__Exercise directions__
Your task is to repeat the listing exactly.

--- Start of Materials provided ---

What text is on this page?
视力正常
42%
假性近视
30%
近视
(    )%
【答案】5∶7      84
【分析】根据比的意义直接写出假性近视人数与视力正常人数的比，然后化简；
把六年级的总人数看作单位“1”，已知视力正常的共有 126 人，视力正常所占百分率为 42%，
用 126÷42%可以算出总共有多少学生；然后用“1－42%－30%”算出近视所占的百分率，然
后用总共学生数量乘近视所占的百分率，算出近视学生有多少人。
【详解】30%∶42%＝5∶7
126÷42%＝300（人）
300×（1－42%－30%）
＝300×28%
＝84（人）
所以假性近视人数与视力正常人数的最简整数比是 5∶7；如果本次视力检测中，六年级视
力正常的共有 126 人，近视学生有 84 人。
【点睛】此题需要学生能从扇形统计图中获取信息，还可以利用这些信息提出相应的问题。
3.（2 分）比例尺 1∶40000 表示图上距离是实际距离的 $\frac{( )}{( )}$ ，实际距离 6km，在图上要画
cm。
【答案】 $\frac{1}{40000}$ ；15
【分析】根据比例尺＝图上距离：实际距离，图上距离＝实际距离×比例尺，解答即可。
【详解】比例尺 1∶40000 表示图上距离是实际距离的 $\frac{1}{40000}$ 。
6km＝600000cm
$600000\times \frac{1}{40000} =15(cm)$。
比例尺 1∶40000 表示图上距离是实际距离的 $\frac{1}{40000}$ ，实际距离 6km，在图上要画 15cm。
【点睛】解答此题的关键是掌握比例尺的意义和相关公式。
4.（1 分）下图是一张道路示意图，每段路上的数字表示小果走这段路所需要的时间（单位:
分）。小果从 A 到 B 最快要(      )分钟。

--- End of Materials provided ---

__Solution below__
What text is on this page?
视力正常
42%
假性近视
30%
近视
(    )%
【答案】5∶7      84
【分析】根据比的意义直接写出假性近视人数与视力正常人数的比，然后化简；
把六年级的总人数看作单位“1”，已知视力正常的共有 126 人，视力正常所占百分率为 42%，
用 126÷42%可以算出总共有多少学生；然后用“1－42%－30%”算出近视所占的百分率，然
后用总共学生数量乘近视所占的百分率，算出近视学生有多少人。
【详解】30%∶42%＝5∶7
126÷42%＝300（人）
300×（1－42%－30%）
＝300×28%
＝84（人）
所以假性近视人数与视力正常人数的最简整数比是 5∶7；如果本次视力检测中，六年级视
力正常的共有 126 人，近视学生有 84 人。
【点睛】此题需要学生能从扇形统计图中获取信息，还可以利用这些信息提出相应的问题。
3.（2 分）比例尺 1∶40000 表示图上距离是实际距离的 $\frac{( )}{( )}$ ，实际距离 6km，在图上要画
cm。
【答案】 $\frac{1}{40000}$ ；15
【分析】根据比例尺＝图上距离：实际距离，图上距离＝实际距离×比例尺，解答即可。
【详解】比例尺 1∶40000 表示图上距离是实际距离的 $\frac{1}{40000}$ 。
6km＝600000cm
$600000\times \frac{1}{40000} =15(cm)$。
比例尺 1∶40000 表示图上距离是实际距离的 $\frac{1}{40000}$ ，实际距离 6km，在图上要画 15cm。
【点睛】解答此题的关键是掌握比例尺的意义和相关公式。
4.（1 分）下图是一张道路示意图，每段路上的数字表示小果走这段路所需要的时间（单位:
分）。小果从 A 到 B 最快要(      )分钟。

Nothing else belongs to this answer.